PROBLEM STATEMENT. Repeat every line of the material, character for character.

EXERCISE MATERIAL.
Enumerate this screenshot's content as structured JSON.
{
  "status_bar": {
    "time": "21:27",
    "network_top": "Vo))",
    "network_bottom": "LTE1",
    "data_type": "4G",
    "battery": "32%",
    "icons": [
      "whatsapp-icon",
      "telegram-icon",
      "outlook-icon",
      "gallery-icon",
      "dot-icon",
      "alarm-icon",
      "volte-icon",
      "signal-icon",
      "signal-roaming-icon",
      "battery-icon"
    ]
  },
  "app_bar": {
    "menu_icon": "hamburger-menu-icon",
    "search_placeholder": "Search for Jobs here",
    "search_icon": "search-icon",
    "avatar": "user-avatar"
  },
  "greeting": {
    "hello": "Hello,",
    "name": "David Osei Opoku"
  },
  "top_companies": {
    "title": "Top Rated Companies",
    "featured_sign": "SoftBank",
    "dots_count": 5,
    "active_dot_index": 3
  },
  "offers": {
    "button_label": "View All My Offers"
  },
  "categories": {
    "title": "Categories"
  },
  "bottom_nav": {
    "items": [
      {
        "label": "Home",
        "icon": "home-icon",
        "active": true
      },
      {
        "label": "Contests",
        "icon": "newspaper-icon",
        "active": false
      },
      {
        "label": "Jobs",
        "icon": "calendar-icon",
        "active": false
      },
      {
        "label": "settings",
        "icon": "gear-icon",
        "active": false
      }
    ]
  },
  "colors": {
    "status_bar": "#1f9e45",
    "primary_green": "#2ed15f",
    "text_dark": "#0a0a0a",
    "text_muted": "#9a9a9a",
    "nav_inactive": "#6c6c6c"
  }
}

RESPONSE FOR THIS EXERCISE.
Enumerate this screenshot's content as structured JSON.
{
  "status_bar": {
    "time": "21:27",
    "network_top": "Vo))",
    "network_bottom": "LTE1",
    "data_type": "4G",
    "battery": "32%",
    "icons": [
      "whatsapp-icon",
      "telegram-icon",
      "outlook-icon",
      "gallery-icon",
      "dot-icon",
      "alarm-icon",
      "volte-icon",
      "signal-icon",
      "signal-roaming-icon",
      "battery-icon"
    ]
  },
  "app_bar": {
    "menu_icon": "hamburger-menu-icon",
    "search_placeholder": "Search for Jobs here",
    "search_icon": "search-icon",
    "avatar": "user-avatar"
  },
  "greeting": {
    "hello": "Hello,",
    "name": "David Osei Opoku"
  },
  "top_companies": {
    "title": "Top Rated Companies",
    "featured_sign": "SoftBank",
    "dots_count": 5,
    "active_dot_index": 3
  },
  "offers": {
    "button_label": "View All My Offers"
  },
  "categories": {
    "title": "Categories"
  },
  "bottom_nav": {
    "items": [
      {
        "label": "Home",
        "icon": "home-icon",
        "active": true
      },
      {
        "label": "Contests",
        "icon": "newspaper-icon",
        "active": false
      },
      {
        "label": "Jobs",
        "icon": "calendar-icon",
        "active": false
      },
      {
        "label": "settings",
        "icon": "gear-icon",
        "active": false
      }
    ]
  },
  "colors": {
    "status_bar": "#1f9e45",
    "primary_green": "#2ed15f",
    "text_dark": "#0a0a0a",
    "text_muted": "#9a9a9a",
    "nav_inactive": "#6c6c6c"
  }
}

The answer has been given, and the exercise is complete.